WHAT YOU WILL DO: Every record must appear in your copy exactly as written, with no pictures.

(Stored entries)
★ ★ ★
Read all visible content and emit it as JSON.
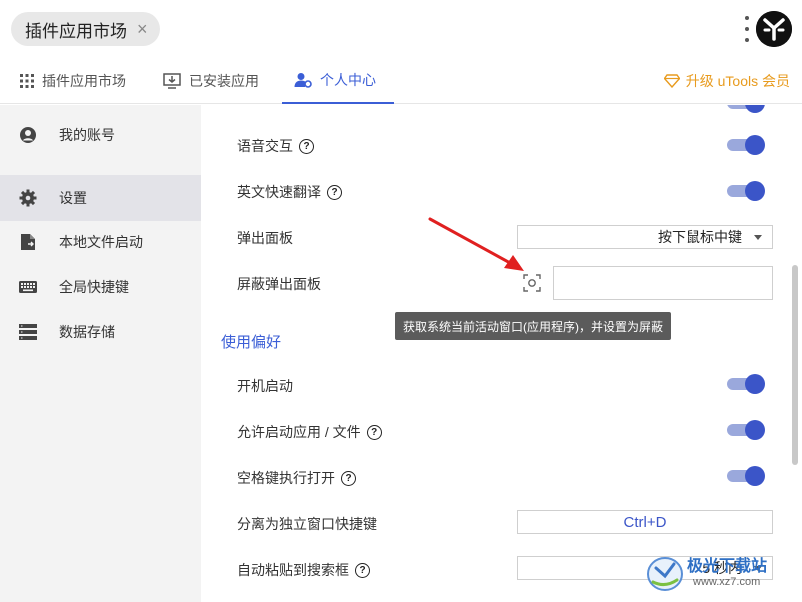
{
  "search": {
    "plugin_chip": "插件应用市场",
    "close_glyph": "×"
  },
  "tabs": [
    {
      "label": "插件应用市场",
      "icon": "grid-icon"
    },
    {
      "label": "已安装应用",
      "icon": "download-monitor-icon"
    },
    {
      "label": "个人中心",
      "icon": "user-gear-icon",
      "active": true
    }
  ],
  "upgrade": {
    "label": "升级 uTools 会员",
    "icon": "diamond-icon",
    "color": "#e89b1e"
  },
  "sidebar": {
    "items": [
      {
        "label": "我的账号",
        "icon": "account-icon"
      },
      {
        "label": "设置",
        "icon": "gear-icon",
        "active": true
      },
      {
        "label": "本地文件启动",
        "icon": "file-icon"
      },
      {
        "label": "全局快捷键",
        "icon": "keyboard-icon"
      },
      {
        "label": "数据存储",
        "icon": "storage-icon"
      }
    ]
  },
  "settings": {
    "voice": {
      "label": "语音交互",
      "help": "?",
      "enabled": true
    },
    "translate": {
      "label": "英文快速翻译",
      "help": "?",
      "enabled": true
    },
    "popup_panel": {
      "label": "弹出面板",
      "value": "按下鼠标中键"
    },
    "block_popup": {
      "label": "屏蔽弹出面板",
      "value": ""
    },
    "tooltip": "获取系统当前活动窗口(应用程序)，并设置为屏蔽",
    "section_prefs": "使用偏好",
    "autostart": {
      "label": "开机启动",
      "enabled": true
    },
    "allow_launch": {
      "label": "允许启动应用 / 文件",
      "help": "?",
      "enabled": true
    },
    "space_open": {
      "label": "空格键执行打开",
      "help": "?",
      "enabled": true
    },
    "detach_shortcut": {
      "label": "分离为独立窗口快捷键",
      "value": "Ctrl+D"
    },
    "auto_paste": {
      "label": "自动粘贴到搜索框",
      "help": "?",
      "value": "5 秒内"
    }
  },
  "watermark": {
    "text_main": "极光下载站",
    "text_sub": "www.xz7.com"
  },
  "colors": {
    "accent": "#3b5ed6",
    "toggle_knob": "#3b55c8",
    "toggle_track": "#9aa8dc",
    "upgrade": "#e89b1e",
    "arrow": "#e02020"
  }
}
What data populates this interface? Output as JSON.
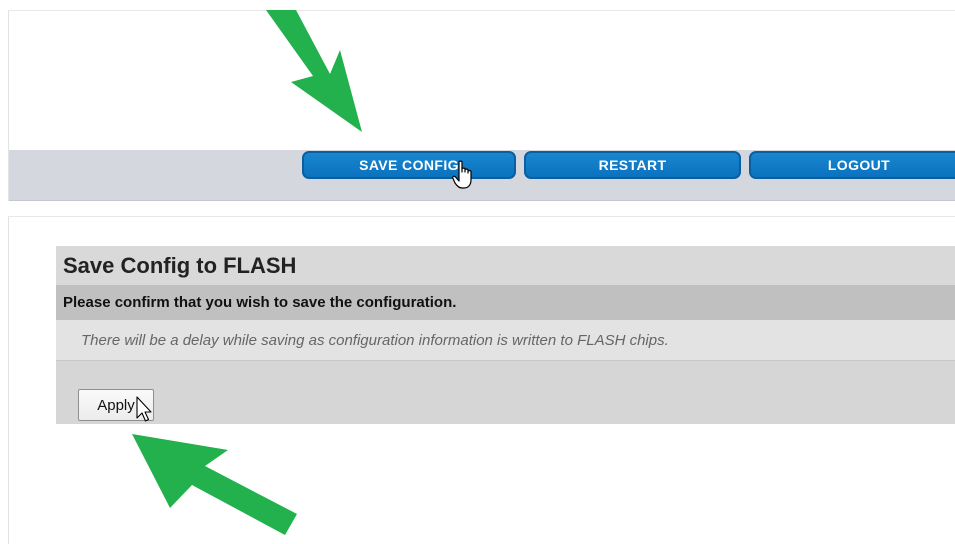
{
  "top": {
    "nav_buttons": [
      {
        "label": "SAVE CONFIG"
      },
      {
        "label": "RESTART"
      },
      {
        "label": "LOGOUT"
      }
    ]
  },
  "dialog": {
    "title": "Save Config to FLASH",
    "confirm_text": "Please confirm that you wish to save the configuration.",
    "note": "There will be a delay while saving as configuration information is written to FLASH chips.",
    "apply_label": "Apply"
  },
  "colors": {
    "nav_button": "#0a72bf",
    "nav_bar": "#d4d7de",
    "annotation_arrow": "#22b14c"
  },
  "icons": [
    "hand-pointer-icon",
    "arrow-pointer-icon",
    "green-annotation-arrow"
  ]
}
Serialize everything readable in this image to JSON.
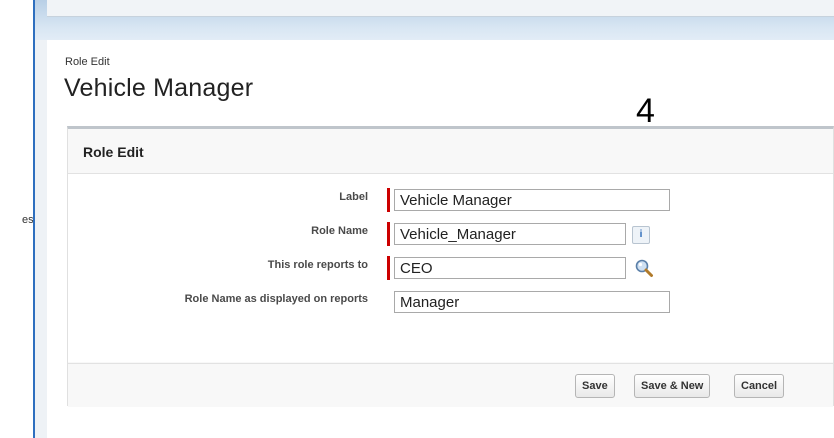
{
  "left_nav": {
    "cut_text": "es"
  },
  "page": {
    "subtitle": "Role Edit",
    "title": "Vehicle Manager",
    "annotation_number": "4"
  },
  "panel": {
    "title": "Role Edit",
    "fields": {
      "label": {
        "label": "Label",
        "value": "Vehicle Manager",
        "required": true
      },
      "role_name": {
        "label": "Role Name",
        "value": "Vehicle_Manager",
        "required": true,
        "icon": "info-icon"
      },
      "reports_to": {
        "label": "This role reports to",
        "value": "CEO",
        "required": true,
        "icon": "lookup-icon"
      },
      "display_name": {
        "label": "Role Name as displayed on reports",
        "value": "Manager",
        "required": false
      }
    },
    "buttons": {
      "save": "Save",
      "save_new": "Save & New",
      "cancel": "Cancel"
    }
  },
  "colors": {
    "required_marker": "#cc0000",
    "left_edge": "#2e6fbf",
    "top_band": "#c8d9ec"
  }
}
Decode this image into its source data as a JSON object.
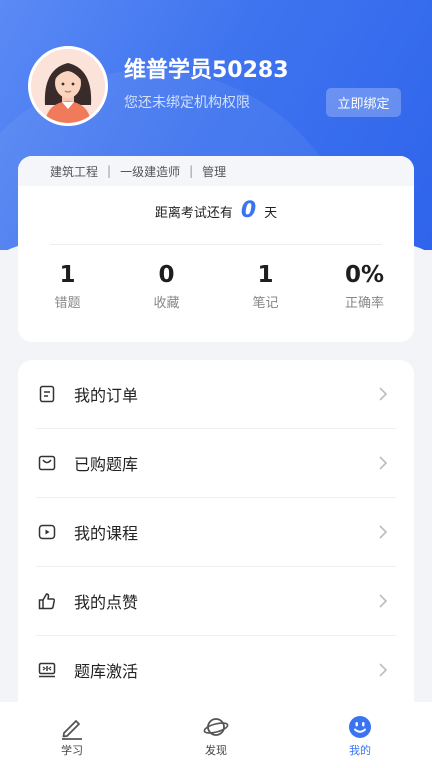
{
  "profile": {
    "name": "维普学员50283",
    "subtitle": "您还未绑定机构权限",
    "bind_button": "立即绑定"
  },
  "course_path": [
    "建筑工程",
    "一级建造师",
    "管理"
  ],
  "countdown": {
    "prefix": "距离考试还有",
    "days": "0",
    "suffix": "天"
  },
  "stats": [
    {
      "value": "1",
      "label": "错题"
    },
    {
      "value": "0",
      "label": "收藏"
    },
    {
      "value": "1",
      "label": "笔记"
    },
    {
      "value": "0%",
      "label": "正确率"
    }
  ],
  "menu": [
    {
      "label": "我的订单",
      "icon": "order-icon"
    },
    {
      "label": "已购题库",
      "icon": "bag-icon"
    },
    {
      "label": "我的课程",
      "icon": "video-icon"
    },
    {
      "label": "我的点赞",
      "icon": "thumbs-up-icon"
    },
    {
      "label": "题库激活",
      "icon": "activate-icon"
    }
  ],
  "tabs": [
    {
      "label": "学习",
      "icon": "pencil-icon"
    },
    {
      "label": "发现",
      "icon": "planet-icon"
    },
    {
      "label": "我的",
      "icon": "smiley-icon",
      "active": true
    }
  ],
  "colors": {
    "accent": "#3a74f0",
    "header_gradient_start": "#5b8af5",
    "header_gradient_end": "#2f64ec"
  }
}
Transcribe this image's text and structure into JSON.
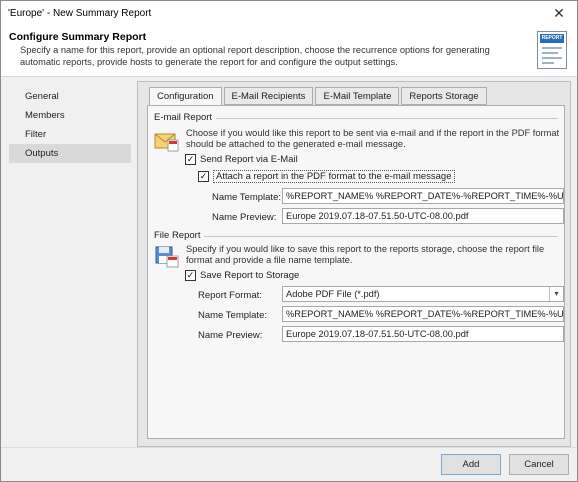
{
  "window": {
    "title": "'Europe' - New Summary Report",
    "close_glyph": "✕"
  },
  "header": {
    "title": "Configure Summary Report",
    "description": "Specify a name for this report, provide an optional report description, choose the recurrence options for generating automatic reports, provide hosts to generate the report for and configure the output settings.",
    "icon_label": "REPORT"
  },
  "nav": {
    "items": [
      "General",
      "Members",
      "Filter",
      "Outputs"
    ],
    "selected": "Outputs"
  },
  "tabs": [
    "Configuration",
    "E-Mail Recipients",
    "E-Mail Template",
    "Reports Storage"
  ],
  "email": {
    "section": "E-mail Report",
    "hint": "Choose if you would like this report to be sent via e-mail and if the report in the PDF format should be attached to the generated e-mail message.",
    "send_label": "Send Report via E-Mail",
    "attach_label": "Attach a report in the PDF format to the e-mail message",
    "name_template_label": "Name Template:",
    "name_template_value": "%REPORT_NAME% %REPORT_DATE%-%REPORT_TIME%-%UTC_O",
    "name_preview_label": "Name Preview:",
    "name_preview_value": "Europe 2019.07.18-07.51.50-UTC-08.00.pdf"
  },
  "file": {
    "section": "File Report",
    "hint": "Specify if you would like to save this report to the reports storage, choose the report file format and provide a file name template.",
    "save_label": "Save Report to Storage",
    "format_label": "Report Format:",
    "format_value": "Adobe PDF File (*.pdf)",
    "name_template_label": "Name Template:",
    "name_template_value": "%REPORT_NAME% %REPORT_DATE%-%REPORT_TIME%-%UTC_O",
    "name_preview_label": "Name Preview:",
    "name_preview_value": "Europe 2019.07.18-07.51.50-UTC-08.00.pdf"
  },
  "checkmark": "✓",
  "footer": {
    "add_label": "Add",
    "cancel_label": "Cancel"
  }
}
★ ★ ★
FINISHED EXERCISE:
Read all visible content and emit it as JSON.
{
  "search": {
    "plugin_chip": "插件应用市场",
    "close_glyph": "×"
  },
  "tabs": [
    {
      "label": "插件应用市场",
      "icon": "grid-icon"
    },
    {
      "label": "已安装应用",
      "icon": "download-monitor-icon"
    },
    {
      "label": "个人中心",
      "icon": "user-gear-icon",
      "active": true
    }
  ],
  "upgrade": {
    "label": "升级 uTools 会员",
    "icon": "diamond-icon",
    "color": "#e89b1e"
  },
  "sidebar": {
    "items": [
      {
        "label": "我的账号",
        "icon": "account-icon"
      },
      {
        "label": "设置",
        "icon": "gear-icon",
        "active": true
      },
      {
        "label": "本地文件启动",
        "icon": "file-icon"
      },
      {
        "label": "全局快捷键",
        "icon": "keyboard-icon"
      },
      {
        "label": "数据存储",
        "icon": "storage-icon"
      }
    ]
  },
  "settings": {
    "voice": {
      "label": "语音交互",
      "help": "?",
      "enabled": true
    },
    "translate": {
      "label": "英文快速翻译",
      "help": "?",
      "enabled": true
    },
    "popup_panel": {
      "label": "弹出面板",
      "value": "按下鼠标中键"
    },
    "block_popup": {
      "label": "屏蔽弹出面板",
      "value": ""
    },
    "tooltip": "获取系统当前活动窗口(应用程序)，并设置为屏蔽",
    "section_prefs": "使用偏好",
    "autostart": {
      "label": "开机启动",
      "enabled": true
    },
    "allow_launch": {
      "label": "允许启动应用 / 文件",
      "help": "?",
      "enabled": true
    },
    "space_open": {
      "label": "空格键执行打开",
      "help": "?",
      "enabled": true
    },
    "detach_shortcut": {
      "label": "分离为独立窗口快捷键",
      "value": "Ctrl+D"
    },
    "auto_paste": {
      "label": "自动粘贴到搜索框",
      "help": "?",
      "value": "5 秒内"
    }
  },
  "watermark": {
    "text_main": "极光下载站",
    "text_sub": "www.xz7.com"
  },
  "colors": {
    "accent": "#3b5ed6",
    "toggle_knob": "#3b55c8",
    "toggle_track": "#9aa8dc",
    "upgrade": "#e89b1e",
    "arrow": "#e02020"
  }
}
What data populates this interface? Output as JSON.
{
  "top": {
    "nav_buttons": [
      {
        "label": "SAVE CONFIG"
      },
      {
        "label": "RESTART"
      },
      {
        "label": "LOGOUT"
      }
    ]
  },
  "dialog": {
    "title": "Save Config to FLASH",
    "confirm_text": "Please confirm that you wish to save the configuration.",
    "note": "There will be a delay while saving as configuration information is written to FLASH chips.",
    "apply_label": "Apply"
  },
  "colors": {
    "nav_button": "#0a72bf",
    "nav_bar": "#d4d7de",
    "annotation_arrow": "#22b14c"
  },
  "icons": [
    "hand-pointer-icon",
    "arrow-pointer-icon",
    "green-annotation-arrow"
  ]
}
Serialize everything readable in this image to JSON.
{
  "left_nav": {
    "cut_text": "es"
  },
  "page": {
    "subtitle": "Role Edit",
    "title": "Vehicle Manager",
    "annotation_number": "4"
  },
  "panel": {
    "title": "Role Edit",
    "fields": {
      "label": {
        "label": "Label",
        "value": "Vehicle Manager",
        "required": true
      },
      "role_name": {
        "label": "Role Name",
        "value": "Vehicle_Manager",
        "required": true,
        "icon": "info-icon"
      },
      "reports_to": {
        "label": "This role reports to",
        "value": "CEO",
        "required": true,
        "icon": "lookup-icon"
      },
      "display_name": {
        "label": "Role Name as displayed on reports",
        "value": "Manager",
        "required": false
      }
    },
    "buttons": {
      "save": "Save",
      "save_new": "Save & New",
      "cancel": "Cancel"
    }
  },
  "colors": {
    "required_marker": "#cc0000",
    "left_edge": "#2e6fbf",
    "top_band": "#c8d9ec"
  }
}
Decode this image into its source data as a JSON object.
{
  "profile": {
    "name": "维普学员50283",
    "subtitle": "您还未绑定机构权限",
    "bind_button": "立即绑定"
  },
  "course_path": [
    "建筑工程",
    "一级建造师",
    "管理"
  ],
  "countdown": {
    "prefix": "距离考试还有",
    "days": "0",
    "suffix": "天"
  },
  "stats": [
    {
      "value": "1",
      "label": "错题"
    },
    {
      "value": "0",
      "label": "收藏"
    },
    {
      "value": "1",
      "label": "笔记"
    },
    {
      "value": "0%",
      "label": "正确率"
    }
  ],
  "menu": [
    {
      "label": "我的订单",
      "icon": "order-icon"
    },
    {
      "label": "已购题库",
      "icon": "bag-icon"
    },
    {
      "label": "我的课程",
      "icon": "video-icon"
    },
    {
      "label": "我的点赞",
      "icon": "thumbs-up-icon"
    },
    {
      "label": "题库激活",
      "icon": "activate-icon"
    }
  ],
  "tabs": [
    {
      "label": "学习",
      "icon": "pencil-icon"
    },
    {
      "label": "发现",
      "icon": "planet-icon"
    },
    {
      "label": "我的",
      "icon": "smiley-icon",
      "active": true
    }
  ],
  "colors": {
    "accent": "#3a74f0",
    "header_gradient_start": "#5b8af5",
    "header_gradient_end": "#2f64ec"
  }
}
Transcribe this image's text and structure into JSON.
{
  "window": {
    "title": "'Europe' - New Summary Report",
    "close_glyph": "✕"
  },
  "header": {
    "title": "Configure Summary Report",
    "description": "Specify a name for this report, provide an optional report description, choose the recurrence options for generating automatic reports, provide hosts to generate the report for and configure the output settings.",
    "icon_label": "REPORT"
  },
  "nav": {
    "items": [
      "General",
      "Members",
      "Filter",
      "Outputs"
    ],
    "selected": "Outputs"
  },
  "tabs": [
    "Configuration",
    "E-Mail Recipients",
    "E-Mail Template",
    "Reports Storage"
  ],
  "email": {
    "section": "E-mail Report",
    "hint": "Choose if you would like this report to be sent via e-mail and if the report in the PDF format should be attached to the generated e-mail message.",
    "send_label": "Send Report via E-Mail",
    "attach_label": "Attach a report in the PDF format to the e-mail message",
    "name_template_label": "Name Template:",
    "name_template_value": "%REPORT_NAME% %REPORT_DATE%-%REPORT_TIME%-%UTC_O",
    "name_preview_label": "Name Preview:",
    "name_preview_value": "Europe 2019.07.18-07.51.50-UTC-08.00.pdf"
  },
  "file": {
    "section": "File Report",
    "hint": "Specify if you would like to save this report to the reports storage, choose the report file format and provide a file name template.",
    "save_label": "Save Report to Storage",
    "format_label": "Report Format:",
    "format_value": "Adobe PDF File (*.pdf)",
    "name_template_label": "Name Template:",
    "name_template_value": "%REPORT_NAME% %REPORT_DATE%-%REPORT_TIME%-%UTC_O",
    "name_preview_label": "Name Preview:",
    "name_preview_value": "Europe 2019.07.18-07.51.50-UTC-08.00.pdf"
  },
  "checkmark": "✓",
  "footer": {
    "add_label": "Add",
    "cancel_label": "Cancel"
  }
}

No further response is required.